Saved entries
'''

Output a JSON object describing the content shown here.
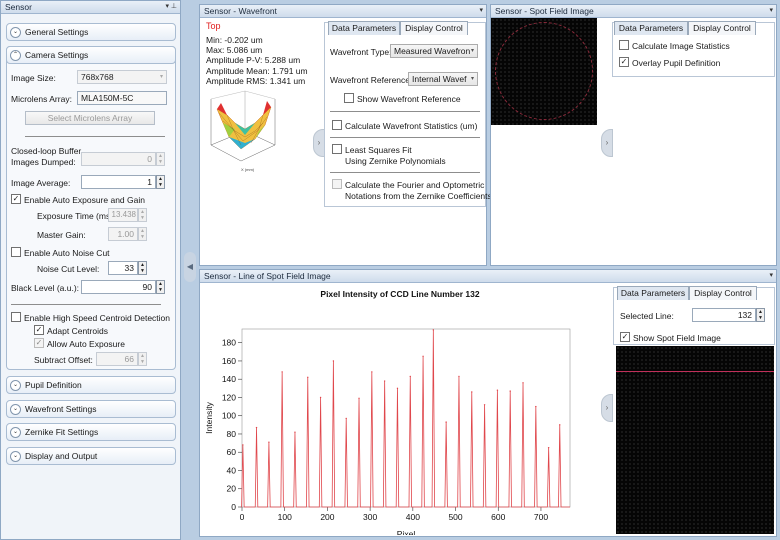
{
  "left_panel": {
    "title": "Sensor",
    "sections": {
      "general": "General Settings",
      "camera": "Camera Settings",
      "pupil": "Pupil Definition",
      "wavefront": "Wavefront Settings",
      "zernike": "Zernike Fit Settings",
      "display": "Display and Output"
    },
    "camera": {
      "image_size_label": "Image Size:",
      "image_size_value": "768x768",
      "microlens_label": "Microlens Array:",
      "microlens_value": "MLA150M-5C",
      "select_microlens_button": "Select Microlens Array",
      "closed_loop_label_1": "Closed-loop Buffer",
      "closed_loop_label_2": "Images Dumped:",
      "closed_loop_value": "0",
      "image_average_label": "Image Average:",
      "image_average_value": "1",
      "auto_exposure_label": "Enable Auto Exposure and Gain",
      "auto_exposure_checked": true,
      "exposure_time_label": "Exposure Time (ms):",
      "exposure_time_value": "13.438",
      "master_gain_label": "Master Gain:",
      "master_gain_value": "1.00",
      "auto_noise_label": "Enable Auto Noise Cut",
      "auto_noise_checked": false,
      "noise_cut_label": "Noise Cut Level:",
      "noise_cut_value": "33",
      "black_level_label": "Black Level (a.u.):",
      "black_level_value": "90",
      "high_speed_label": "Enable High Speed Centroid Detection",
      "high_speed_checked": false,
      "adapt_centroids_label": "Adapt Centroids",
      "adapt_centroids_checked": true,
      "allow_auto_exposure_label": "Allow Auto Exposure",
      "allow_auto_exposure_checked": true,
      "subtract_offset_label": "Subtract Offset:",
      "subtract_offset_value": "66"
    }
  },
  "wavefront_panel": {
    "title": "Sensor - Wavefront",
    "view_label": "Top",
    "stats": {
      "min": "Min: -0.202 um",
      "max": "Max: 5.086 um",
      "pv": "Amplitude P-V: 5.288 um",
      "mean": "Amplitude Mean: 1.791 um",
      "rms": "Amplitude RMS: 1.341 um"
    },
    "tabs": [
      "Data Parameters",
      "Display Control"
    ],
    "wavefront_type_label": "Wavefront Type:",
    "wavefront_type_value": "Measured Wavefron",
    "wavefront_reference_label": "Wavefront Reference:",
    "wavefront_reference_value": "Internal Wavef",
    "show_reference_label": "Show Wavefront Reference",
    "calc_stats_label": "Calculate Wavefront Statistics (um)",
    "least_squares_label_1": "Least Squares Fit",
    "least_squares_label_2": "Using Zernike Polynomials",
    "fourier_label_1": "Calculate the Fourier and Optometric",
    "fourier_label_2": "Notations from the Zernike Coefficients"
  },
  "spot_panel": {
    "title": "Sensor - Spot Field Image",
    "tabs": [
      "Data Parameters",
      "Display Control"
    ],
    "calc_stats_label": "Calculate Image Statistics",
    "calc_stats_checked": false,
    "overlay_label": "Overlay Pupil Definition",
    "overlay_checked": true
  },
  "line_panel": {
    "title": "Sensor - Line of Spot Field Image",
    "tabs": [
      "Data Parameters",
      "Display Control"
    ],
    "selected_line_label": "Selected Line:",
    "selected_line_value": "132",
    "show_spot_label": "Show Spot Field Image",
    "show_spot_checked": true
  },
  "colors": {
    "line_series": "#e0474c",
    "panel_border": "#8fa8c4",
    "title_bg": "#cfdcec"
  },
  "chart_data": {
    "type": "line",
    "title": "Pixel Intensity of CCD Line Number 132",
    "xlabel": "Pixel",
    "ylabel": "Intensity",
    "xlim": [
      0,
      768
    ],
    "ylim": [
      0,
      195
    ],
    "xticks": [
      0,
      100,
      200,
      300,
      400,
      500,
      600,
      700
    ],
    "yticks": [
      0,
      20,
      40,
      60,
      80,
      100,
      120,
      140,
      160,
      180
    ],
    "series": [
      {
        "peaks": [
          {
            "x": 2,
            "y": 68
          },
          {
            "x": 34,
            "y": 87
          },
          {
            "x": 63,
            "y": 71
          },
          {
            "x": 94,
            "y": 148
          },
          {
            "x": 124,
            "y": 82
          },
          {
            "x": 154,
            "y": 142
          },
          {
            "x": 184,
            "y": 120
          },
          {
            "x": 214,
            "y": 160
          },
          {
            "x": 244,
            "y": 97
          },
          {
            "x": 274,
            "y": 119
          },
          {
            "x": 304,
            "y": 148
          },
          {
            "x": 334,
            "y": 138
          },
          {
            "x": 364,
            "y": 130
          },
          {
            "x": 394,
            "y": 143
          },
          {
            "x": 424,
            "y": 165
          },
          {
            "x": 448,
            "y": 194
          },
          {
            "x": 478,
            "y": 93
          },
          {
            "x": 508,
            "y": 143
          },
          {
            "x": 538,
            "y": 126
          },
          {
            "x": 568,
            "y": 112
          },
          {
            "x": 598,
            "y": 128
          },
          {
            "x": 628,
            "y": 127
          },
          {
            "x": 658,
            "y": 136
          },
          {
            "x": 688,
            "y": 110
          },
          {
            "x": 718,
            "y": 65
          },
          {
            "x": 744,
            "y": 90
          }
        ]
      }
    ]
  }
}
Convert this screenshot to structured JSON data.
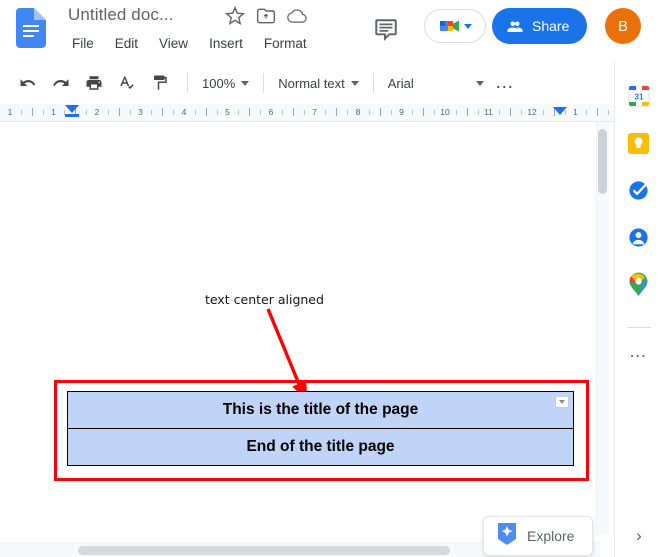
{
  "app": {
    "name": "Google Docs",
    "logo_icon": "docs-logo-icon"
  },
  "header": {
    "doc_title": "Untitled doc...",
    "star_icon": "star-icon",
    "move_icon": "move-to-folder-icon",
    "cloud_icon": "cloud-saved-icon",
    "comment_history_icon": "comment-history-icon",
    "meet_icon": "google-meet-icon",
    "share_label": "Share",
    "share_icon": "share-person-icon",
    "avatar_initial": "B",
    "avatar_color": "#e8710a",
    "share_color": "#1a73e8"
  },
  "menubar": {
    "items": [
      {
        "label": "File"
      },
      {
        "label": "Edit"
      },
      {
        "label": "View"
      },
      {
        "label": "Insert"
      },
      {
        "label": "Format"
      }
    ]
  },
  "toolbar": {
    "icons": [
      {
        "name": "undo-icon"
      },
      {
        "name": "redo-icon"
      },
      {
        "name": "print-icon"
      },
      {
        "name": "spelling-check-icon"
      },
      {
        "name": "paint-format-icon"
      }
    ],
    "zoom_value": "100%",
    "style_value": "Normal text",
    "font_value": "Arial",
    "more_label": "…"
  },
  "ruler": {
    "labels": [
      "1",
      "1",
      "2",
      "3",
      "4",
      "5",
      "6",
      "7",
      "8",
      "9",
      "10",
      "11",
      "12",
      "1"
    ],
    "marker_color": "#1a73e8"
  },
  "document": {
    "annotation": {
      "text": "text center aligned",
      "arrow_color": "#fe0000"
    },
    "highlight_box_color": "#fe0000",
    "table": {
      "cell_background": "#c0d4f8",
      "border_color": "#000000",
      "alignment": "center",
      "rows": [
        {
          "text": "This is the title of the page",
          "has_options_button": true
        },
        {
          "text": "End of the title page",
          "has_options_button": false
        }
      ]
    }
  },
  "explore": {
    "label": "Explore",
    "icon": "explore-star-icon"
  },
  "sidebar": {
    "items": [
      {
        "name": "google-calendar-icon",
        "label": "Calendar",
        "badge": "31"
      },
      {
        "name": "google-keep-icon",
        "label": "Keep"
      },
      {
        "name": "google-tasks-icon",
        "label": "Tasks"
      },
      {
        "name": "google-contacts-icon",
        "label": "Contacts"
      },
      {
        "name": "google-maps-icon",
        "label": "Maps"
      }
    ],
    "more_label": "…",
    "expand_label": "›"
  },
  "scrollbars": {
    "vertical": "vertical-scrollbar",
    "horizontal": "horizontal-scrollbar"
  }
}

'''

TASK: Within the entries above, how many lines contain "Amplitude"? Respond with the number only.

WRITTEN ANSWER: 3